Leave out the images and repeat the listing below without a single change.
— START OF WORKING DATA —
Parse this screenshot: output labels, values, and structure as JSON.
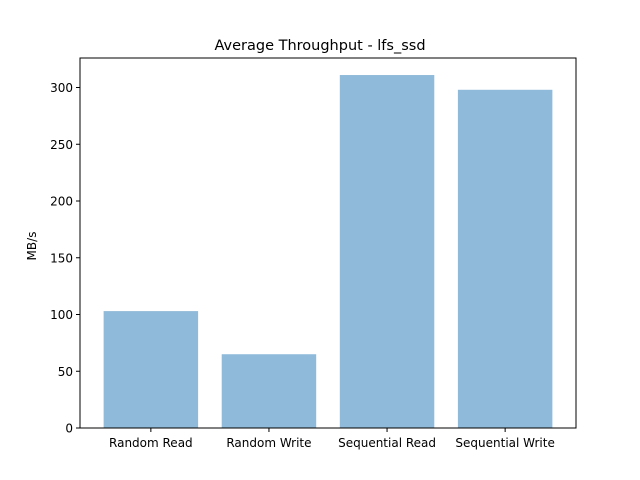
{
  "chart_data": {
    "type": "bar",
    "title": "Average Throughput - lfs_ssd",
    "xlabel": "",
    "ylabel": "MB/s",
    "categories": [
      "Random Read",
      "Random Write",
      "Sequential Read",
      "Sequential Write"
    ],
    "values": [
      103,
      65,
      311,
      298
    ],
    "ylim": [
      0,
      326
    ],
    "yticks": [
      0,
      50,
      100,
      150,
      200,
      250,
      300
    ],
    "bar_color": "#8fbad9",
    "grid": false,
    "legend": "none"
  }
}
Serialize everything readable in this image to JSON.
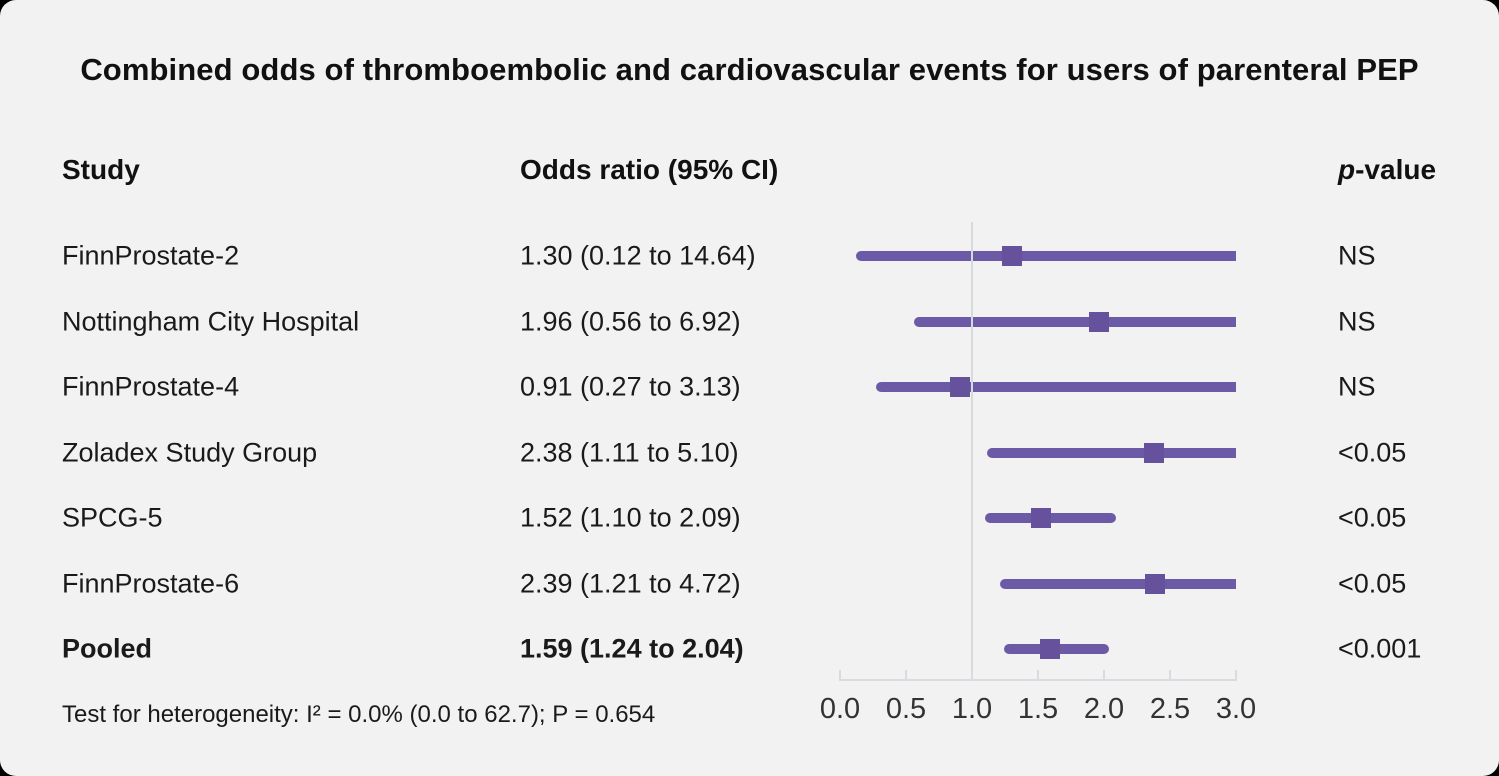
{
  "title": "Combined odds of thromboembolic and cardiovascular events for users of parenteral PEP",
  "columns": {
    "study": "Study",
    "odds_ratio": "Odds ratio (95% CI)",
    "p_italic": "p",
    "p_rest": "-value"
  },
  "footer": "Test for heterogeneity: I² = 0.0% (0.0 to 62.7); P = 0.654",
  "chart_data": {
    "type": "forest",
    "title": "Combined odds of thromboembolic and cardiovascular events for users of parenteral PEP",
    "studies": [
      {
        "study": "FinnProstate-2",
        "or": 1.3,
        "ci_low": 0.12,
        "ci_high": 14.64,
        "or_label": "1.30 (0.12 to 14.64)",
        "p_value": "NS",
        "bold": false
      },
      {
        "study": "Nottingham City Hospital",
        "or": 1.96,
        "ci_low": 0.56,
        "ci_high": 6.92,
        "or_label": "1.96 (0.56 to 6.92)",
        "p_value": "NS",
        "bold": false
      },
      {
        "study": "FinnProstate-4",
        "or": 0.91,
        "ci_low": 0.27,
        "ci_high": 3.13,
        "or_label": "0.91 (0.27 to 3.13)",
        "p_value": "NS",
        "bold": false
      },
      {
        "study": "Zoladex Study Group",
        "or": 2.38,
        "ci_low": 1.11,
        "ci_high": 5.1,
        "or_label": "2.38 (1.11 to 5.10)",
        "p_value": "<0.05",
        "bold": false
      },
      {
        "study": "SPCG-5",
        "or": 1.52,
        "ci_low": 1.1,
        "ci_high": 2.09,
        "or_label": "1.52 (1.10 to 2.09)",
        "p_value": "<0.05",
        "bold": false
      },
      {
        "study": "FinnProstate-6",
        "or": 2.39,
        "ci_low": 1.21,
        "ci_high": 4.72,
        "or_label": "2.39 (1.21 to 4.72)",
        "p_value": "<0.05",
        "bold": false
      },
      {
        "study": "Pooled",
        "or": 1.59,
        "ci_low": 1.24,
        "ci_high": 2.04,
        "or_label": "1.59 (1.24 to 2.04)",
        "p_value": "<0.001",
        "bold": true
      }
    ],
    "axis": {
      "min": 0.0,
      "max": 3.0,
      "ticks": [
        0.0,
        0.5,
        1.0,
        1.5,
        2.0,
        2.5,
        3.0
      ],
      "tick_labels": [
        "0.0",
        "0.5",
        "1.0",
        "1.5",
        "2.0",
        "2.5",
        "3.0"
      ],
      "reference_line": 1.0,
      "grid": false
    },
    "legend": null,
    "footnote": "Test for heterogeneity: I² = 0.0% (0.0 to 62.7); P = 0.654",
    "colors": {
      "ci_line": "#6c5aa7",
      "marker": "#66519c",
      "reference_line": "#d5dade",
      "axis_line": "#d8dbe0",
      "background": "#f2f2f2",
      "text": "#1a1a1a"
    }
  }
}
— END OF WORKING DATA —
# SOLVED EXERCISE
Parse this screenshot: output labels, values, and structure as JSON.
{
  "chart_data": {
    "type": "bar",
    "title": "Average Throughput - lfs_ssd",
    "xlabel": "",
    "ylabel": "MB/s",
    "categories": [
      "Random Read",
      "Random Write",
      "Sequential Read",
      "Sequential Write"
    ],
    "values": [
      103,
      65,
      311,
      298
    ],
    "ylim": [
      0,
      326
    ],
    "yticks": [
      0,
      50,
      100,
      150,
      200,
      250,
      300
    ],
    "bar_color": "#8fbad9",
    "grid": false,
    "legend": "none"
  }
}
Serialize everything readable in this image to JSON.
{
  "title": "Combined odds of thromboembolic and cardiovascular events for users of parenteral PEP",
  "columns": {
    "study": "Study",
    "odds_ratio": "Odds ratio (95% CI)",
    "p_italic": "p",
    "p_rest": "-value"
  },
  "footer": "Test for heterogeneity: I² = 0.0% (0.0 to 62.7); P = 0.654",
  "chart_data": {
    "type": "forest",
    "title": "Combined odds of thromboembolic and cardiovascular events for users of parenteral PEP",
    "studies": [
      {
        "study": "FinnProstate-2",
        "or": 1.3,
        "ci_low": 0.12,
        "ci_high": 14.64,
        "or_label": "1.30 (0.12 to 14.64)",
        "p_value": "NS",
        "bold": false
      },
      {
        "study": "Nottingham City Hospital",
        "or": 1.96,
        "ci_low": 0.56,
        "ci_high": 6.92,
        "or_label": "1.96 (0.56 to 6.92)",
        "p_value": "NS",
        "bold": false
      },
      {
        "study": "FinnProstate-4",
        "or": 0.91,
        "ci_low": 0.27,
        "ci_high": 3.13,
        "or_label": "0.91 (0.27 to 3.13)",
        "p_value": "NS",
        "bold": false
      },
      {
        "study": "Zoladex Study Group",
        "or": 2.38,
        "ci_low": 1.11,
        "ci_high": 5.1,
        "or_label": "2.38 (1.11 to 5.10)",
        "p_value": "<0.05",
        "bold": false
      },
      {
        "study": "SPCG-5",
        "or": 1.52,
        "ci_low": 1.1,
        "ci_high": 2.09,
        "or_label": "1.52 (1.10 to 2.09)",
        "p_value": "<0.05",
        "bold": false
      },
      {
        "study": "FinnProstate-6",
        "or": 2.39,
        "ci_low": 1.21,
        "ci_high": 4.72,
        "or_label": "2.39 (1.21 to 4.72)",
        "p_value": "<0.05",
        "bold": false
      },
      {
        "study": "Pooled",
        "or": 1.59,
        "ci_low": 1.24,
        "ci_high": 2.04,
        "or_label": "1.59 (1.24 to 2.04)",
        "p_value": "<0.001",
        "bold": true
      }
    ],
    "axis": {
      "min": 0.0,
      "max": 3.0,
      "ticks": [
        0.0,
        0.5,
        1.0,
        1.5,
        2.0,
        2.5,
        3.0
      ],
      "tick_labels": [
        "0.0",
        "0.5",
        "1.0",
        "1.5",
        "2.0",
        "2.5",
        "3.0"
      ],
      "reference_line": 1.0,
      "grid": false
    },
    "legend": null,
    "footnote": "Test for heterogeneity: I² = 0.0% (0.0 to 62.7); P = 0.654",
    "colors": {
      "ci_line": "#6c5aa7",
      "marker": "#66519c",
      "reference_line": "#d5dade",
      "axis_line": "#d8dbe0",
      "background": "#f2f2f2",
      "text": "#1a1a1a"
    }
  }
}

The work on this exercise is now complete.